_Records for the task_

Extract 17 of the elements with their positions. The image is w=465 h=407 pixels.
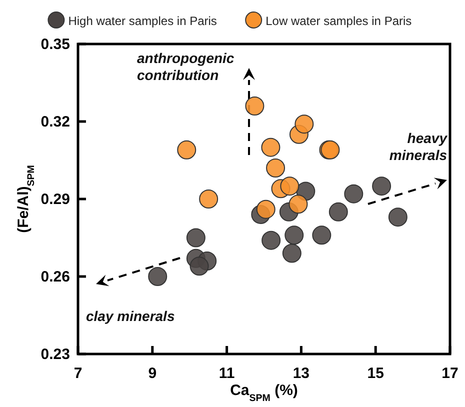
x-tick-label: 13	[292, 365, 310, 382]
y-tick-label: 0.23	[40, 346, 70, 363]
x-tick-label: 15	[367, 365, 384, 382]
y-tick-label: 0.26	[40, 268, 70, 286]
x-tick-label: 7	[74, 365, 82, 382]
legend-label: Low water samples in Paris	[266, 14, 412, 28]
x-tick-label: 11	[218, 365, 235, 382]
y-tick-label: 0.32	[40, 114, 70, 130]
x-axis-title: Ca$_{SPM}$ (%)	[230, 382, 298, 404]
x-tick-label: 9	[148, 365, 157, 382]
annotation: heavy minerals	[389, 130, 448, 163]
y-tick-label: 0.35	[40, 36, 70, 53]
y-tick-label: 0.29	[40, 191, 70, 208]
annotation: clay minerals	[86, 308, 175, 324]
x-tick-label: 17	[442, 365, 458, 382]
legend-label: High water samples in Paris	[68, 14, 217, 28]
annotation: anthropogenic contribution	[137, 50, 234, 83]
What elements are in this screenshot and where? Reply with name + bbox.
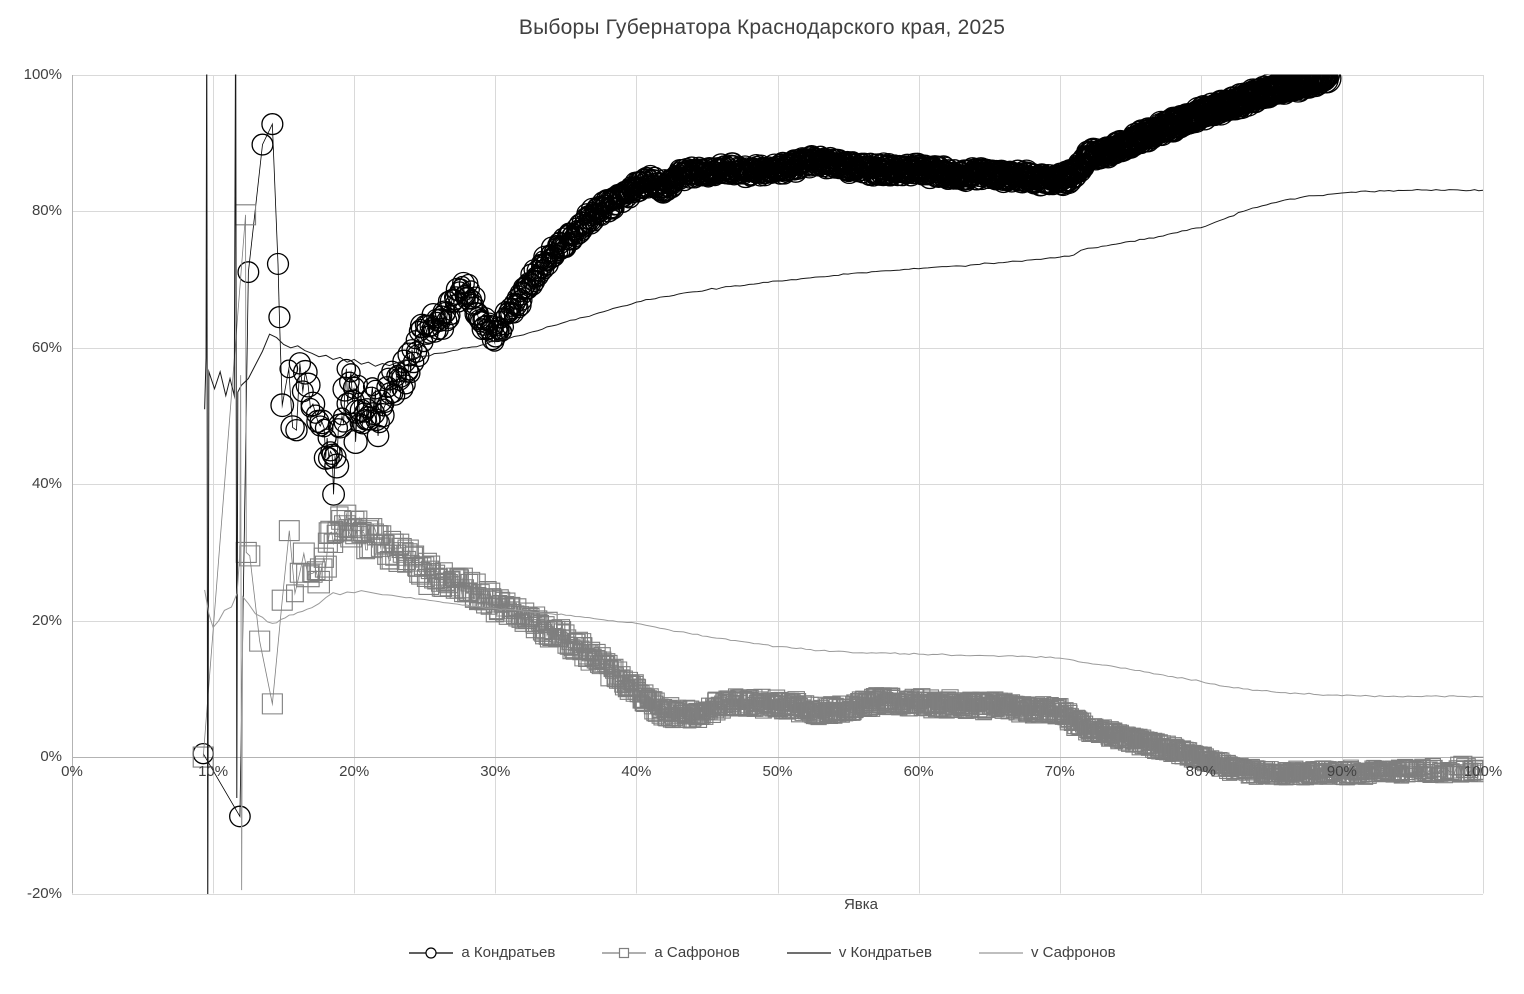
y-tick-label: 40% [31, 475, 62, 493]
x-tick-label: 60% [903, 763, 934, 780]
legend: а Кондратьев а Сафронов v Кондратьев v Сафр… [0, 944, 1524, 961]
legend-item-v-safronov: v Сафронов [978, 944, 1116, 961]
x-tick-label: 40% [621, 763, 652, 780]
x-tick-label: 80% [1185, 763, 1216, 780]
y-tick-label: 60% [31, 338, 62, 356]
legend-label: v Сафронов [1030, 944, 1116, 961]
y-tick-label: 100% [23, 66, 62, 83]
legend-marker-circle-icon [409, 946, 454, 959]
y-tick-label: 80% [31, 202, 62, 220]
legend-item-a-kondratyev: а Кондратьев [408, 944, 555, 961]
chart-title: Выборы Губернатора Краснодарского края, … [518, 16, 1006, 39]
x-tick-label: 50% [762, 763, 793, 780]
legend-marker-none-icon [978, 951, 1023, 954]
legend-marker-square-icon [602, 947, 647, 958]
legend-label: v Кондратьев [838, 944, 932, 961]
x-tick-label: 30% [480, 763, 511, 780]
x-tick-label: 90% [1326, 763, 1357, 780]
x-tick-label: 0% [61, 763, 83, 780]
x-axis-title: Явка [843, 896, 879, 913]
y-tick-label: 0% [40, 748, 62, 766]
y-tick-label: -20% [26, 884, 62, 902]
y-tick-label: 20% [31, 611, 62, 629]
legend-item-v-kondratyev: v Кондратьев [786, 944, 932, 961]
x-tick-label: 20% [339, 763, 370, 780]
legend-item-a-safronov: а Сафронов [601, 944, 740, 961]
x-tick-label: 100% [1463, 763, 1503, 780]
legend-label: а Кондратьев [461, 944, 556, 961]
x-tick-label: 10% [198, 763, 229, 780]
legend-label: а Сафронов [654, 944, 740, 961]
x-tick-label: 70% [1044, 763, 1075, 780]
legend-marker-none-icon [786, 951, 831, 954]
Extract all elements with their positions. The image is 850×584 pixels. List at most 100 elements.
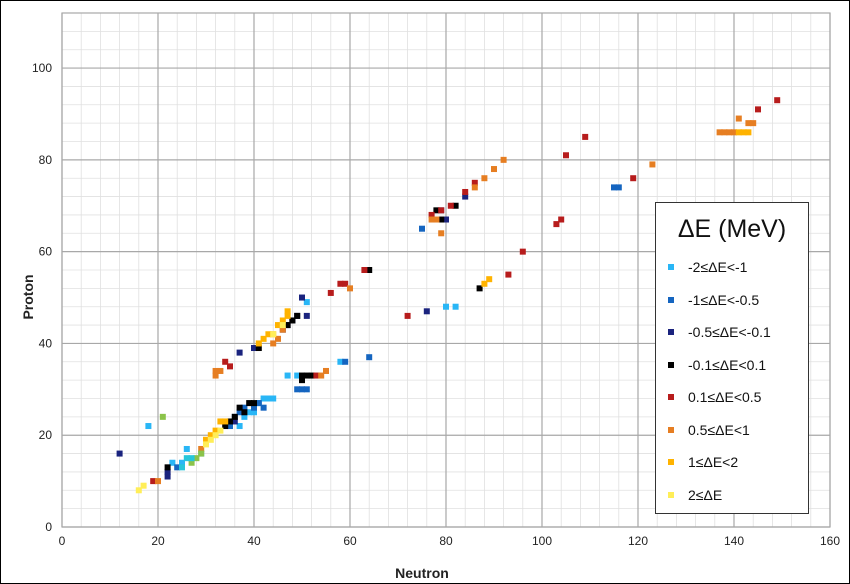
data-point <box>447 202 454 209</box>
data-point <box>438 230 445 237</box>
data-point <box>563 152 569 159</box>
data-point <box>342 280 349 287</box>
data-point <box>471 184 478 191</box>
data-point <box>198 450 205 457</box>
data-point <box>188 455 195 462</box>
x-axis-label: Neutron <box>395 565 449 581</box>
data-point <box>279 326 286 333</box>
data-point <box>289 317 296 324</box>
data-point <box>198 445 205 452</box>
legend-label: -2≤ΔE<-1 <box>688 259 748 275</box>
data-point <box>260 395 267 402</box>
legend-swatch <box>668 329 674 335</box>
data-point <box>212 427 219 434</box>
data-point <box>308 372 315 379</box>
data-point <box>428 216 435 223</box>
data-point <box>323 367 329 374</box>
data-point <box>150 478 157 485</box>
data-point <box>174 464 181 471</box>
legend-label: -0.5≤ΔE<-0.1 <box>688 324 771 340</box>
data-point <box>303 386 310 393</box>
data-point <box>270 331 277 338</box>
data-point <box>270 340 277 347</box>
data-point <box>251 404 257 411</box>
data-point <box>735 129 742 136</box>
data-point <box>476 285 483 292</box>
legend-swatch <box>668 264 674 270</box>
data-point <box>299 294 305 301</box>
data-point <box>159 413 166 420</box>
data-point <box>188 459 195 466</box>
plot-border <box>61 12 831 528</box>
data-point <box>155 478 161 485</box>
legend-swatch <box>668 361 674 368</box>
data-point <box>222 423 229 430</box>
data-point <box>246 400 253 407</box>
data-point <box>721 129 728 136</box>
data-point <box>284 308 291 315</box>
data-point <box>265 331 272 338</box>
data-point <box>481 280 488 287</box>
data-point <box>284 322 291 329</box>
data-point <box>318 372 325 379</box>
legend-label: -0.1≤ΔE<0.1 <box>688 356 767 373</box>
data-point <box>500 156 507 163</box>
data-point <box>183 445 190 452</box>
data-point <box>433 207 440 214</box>
data-point <box>193 455 200 462</box>
data-point <box>337 358 344 365</box>
data-point <box>582 133 589 140</box>
x-tick-label: 140 <box>724 534 744 548</box>
y-tick-label: 60 <box>39 245 53 259</box>
data-point <box>255 400 262 407</box>
data-point <box>519 248 526 255</box>
y-tick-label: 0 <box>45 520 52 534</box>
data-point <box>183 455 190 462</box>
x-tick-label: 20 <box>151 534 165 548</box>
data-point <box>342 358 349 365</box>
data-point <box>231 413 238 420</box>
data-point <box>481 175 488 182</box>
data-point <box>260 335 267 342</box>
data-point <box>164 473 171 480</box>
data-point <box>241 404 248 411</box>
data-point <box>299 372 305 379</box>
data-point <box>649 161 656 168</box>
data-point <box>203 441 209 448</box>
data-point <box>255 340 262 347</box>
x-tick-label: 160 <box>820 534 840 548</box>
data-point <box>462 188 469 195</box>
data-point <box>303 372 310 379</box>
data-point <box>294 372 301 379</box>
x-tick-label: 120 <box>628 534 648 548</box>
data-point <box>284 312 291 319</box>
data-point <box>735 115 742 122</box>
data-point <box>443 303 449 310</box>
data-point <box>179 459 185 466</box>
data-point <box>740 129 747 136</box>
data-point <box>251 409 257 416</box>
data-point <box>284 372 291 379</box>
data-point <box>774 97 781 104</box>
x-tick-label: 0 <box>59 534 66 548</box>
legend-swatch <box>668 491 674 498</box>
data-point <box>726 129 733 136</box>
legend: ΔE (MeV) -2≤ΔE<-1 -1≤ΔE<-0.5 -0.5≤ΔE<-0.1 -… <box>655 202 809 514</box>
y-tick-label: 80 <box>39 153 53 167</box>
data-point <box>217 427 224 434</box>
data-point <box>241 409 248 416</box>
data-point <box>755 106 761 113</box>
data-point <box>423 308 430 315</box>
data-point <box>558 216 565 223</box>
x-tick-label: 60 <box>343 534 357 548</box>
data-point <box>428 211 435 218</box>
data-point <box>294 312 301 319</box>
x-tick-label: 40 <box>247 534 261 548</box>
data-point <box>553 221 560 228</box>
data-point <box>135 487 142 494</box>
data-point <box>731 129 737 136</box>
data-point <box>145 423 152 430</box>
data-point <box>303 299 310 306</box>
legend-swatch <box>668 394 674 400</box>
y-tick-label: 40 <box>39 336 53 350</box>
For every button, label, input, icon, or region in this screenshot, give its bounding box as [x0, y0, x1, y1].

_Short task_
Reproduce the lines word for word, from the start of the records through the line containing "What elements are", and omit the pictures.

_Reply to the task_
Extract 17 of the elements with their positions. The image is w=465 h=407 pixels.
x-tick-label: 13	[292, 365, 310, 382]
y-tick-label: 0.23	[40, 346, 70, 363]
x-tick-label: 15	[367, 365, 384, 382]
y-tick-label: 0.26	[40, 268, 70, 286]
x-tick-label: 7	[74, 365, 82, 382]
legend-label: Low water samples in Paris	[266, 14, 412, 28]
x-tick-label: 11	[218, 365, 235, 382]
y-tick-label: 0.32	[40, 114, 70, 130]
x-axis-title: Ca$_{SPM}$ (%)	[230, 382, 298, 404]
x-tick-label: 9	[148, 365, 157, 382]
annotation: heavy minerals	[389, 130, 448, 163]
y-tick-label: 0.35	[40, 36, 70, 53]
y-tick-label: 0.29	[40, 191, 70, 208]
annotation: clay minerals	[86, 308, 175, 324]
x-tick-label: 17	[442, 365, 458, 382]
legend-label: High water samples in Paris	[68, 14, 217, 28]
annotation: anthropogenic contribution	[137, 50, 234, 83]
What elements are in this screenshot and where? Reply with name + bbox.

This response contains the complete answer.